Brief:
From the entries that follow, extract each line holding the string "phosphate".

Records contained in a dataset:
· · · · · · ·
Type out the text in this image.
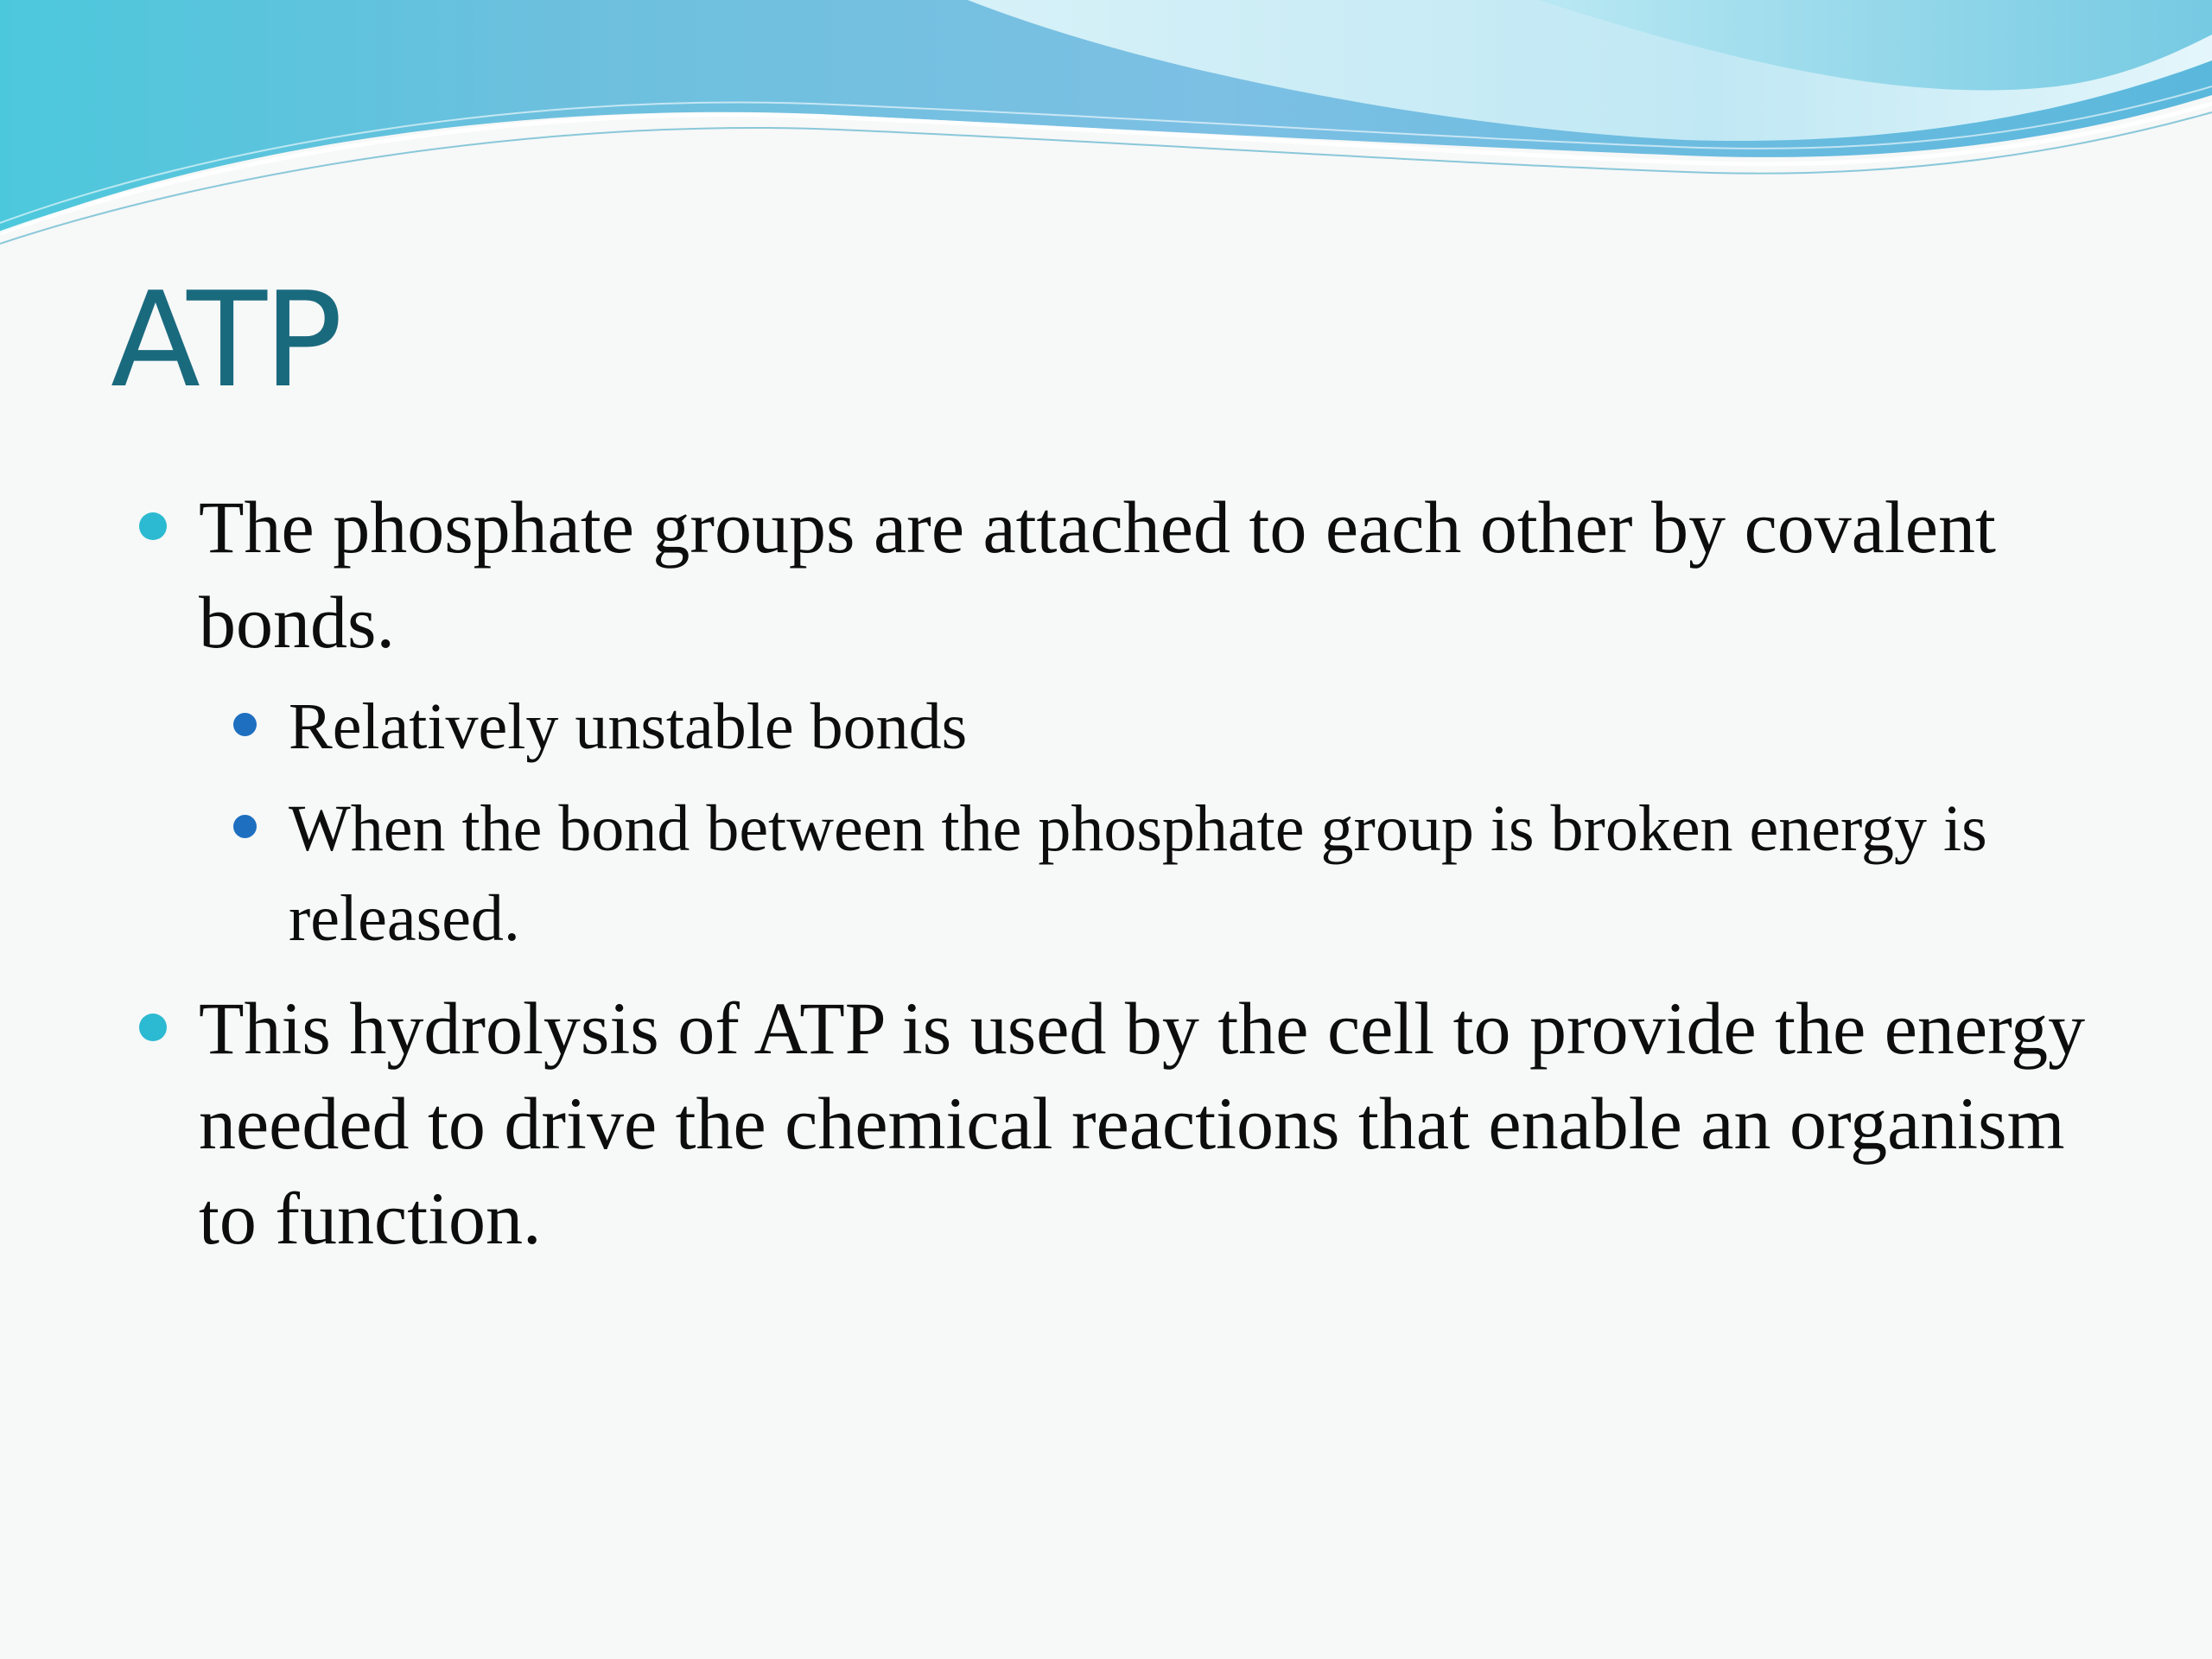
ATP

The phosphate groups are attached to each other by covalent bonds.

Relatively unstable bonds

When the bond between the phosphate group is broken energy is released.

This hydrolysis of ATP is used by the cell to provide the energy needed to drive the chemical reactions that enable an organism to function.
· · · · · · ·
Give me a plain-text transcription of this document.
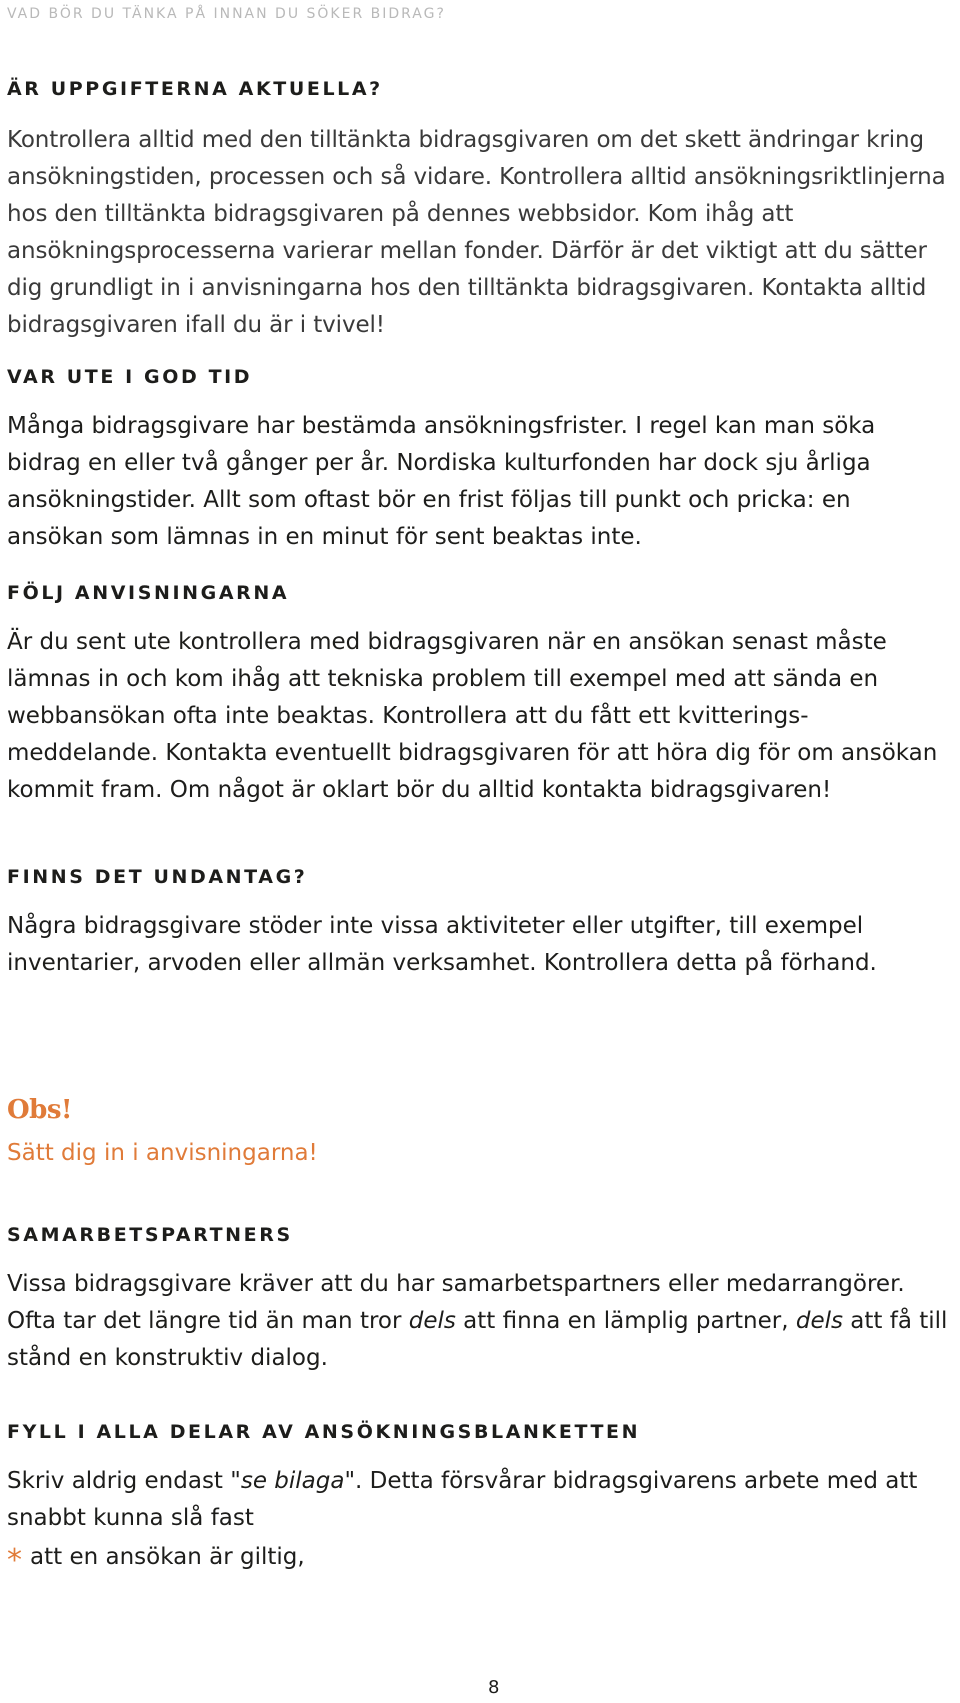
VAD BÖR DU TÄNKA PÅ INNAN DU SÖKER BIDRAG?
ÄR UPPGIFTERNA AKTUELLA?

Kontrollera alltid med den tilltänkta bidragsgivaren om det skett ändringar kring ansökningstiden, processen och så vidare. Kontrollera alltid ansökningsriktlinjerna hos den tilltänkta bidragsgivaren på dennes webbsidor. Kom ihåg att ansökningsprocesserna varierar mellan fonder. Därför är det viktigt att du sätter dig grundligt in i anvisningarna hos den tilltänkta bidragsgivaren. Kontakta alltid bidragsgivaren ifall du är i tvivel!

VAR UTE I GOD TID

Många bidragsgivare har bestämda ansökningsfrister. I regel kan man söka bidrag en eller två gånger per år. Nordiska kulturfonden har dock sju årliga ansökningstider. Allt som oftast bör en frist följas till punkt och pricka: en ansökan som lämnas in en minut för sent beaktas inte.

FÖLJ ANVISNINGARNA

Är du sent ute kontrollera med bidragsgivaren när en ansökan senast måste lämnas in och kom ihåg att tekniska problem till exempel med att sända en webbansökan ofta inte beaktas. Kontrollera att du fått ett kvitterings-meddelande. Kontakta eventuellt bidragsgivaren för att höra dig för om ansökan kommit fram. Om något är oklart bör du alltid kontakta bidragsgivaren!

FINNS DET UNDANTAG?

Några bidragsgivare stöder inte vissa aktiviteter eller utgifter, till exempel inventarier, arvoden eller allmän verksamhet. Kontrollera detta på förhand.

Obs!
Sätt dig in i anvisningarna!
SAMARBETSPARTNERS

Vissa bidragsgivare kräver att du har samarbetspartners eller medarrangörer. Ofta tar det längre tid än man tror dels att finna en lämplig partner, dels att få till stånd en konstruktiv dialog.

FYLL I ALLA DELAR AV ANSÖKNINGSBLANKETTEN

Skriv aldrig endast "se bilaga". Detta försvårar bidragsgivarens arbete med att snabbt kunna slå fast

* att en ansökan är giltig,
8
· · · · · · ·
Exercise solution:
The phosphate groups are attached to each other by covalent bonds.
When the bond between the phosphate group is broken energy is released.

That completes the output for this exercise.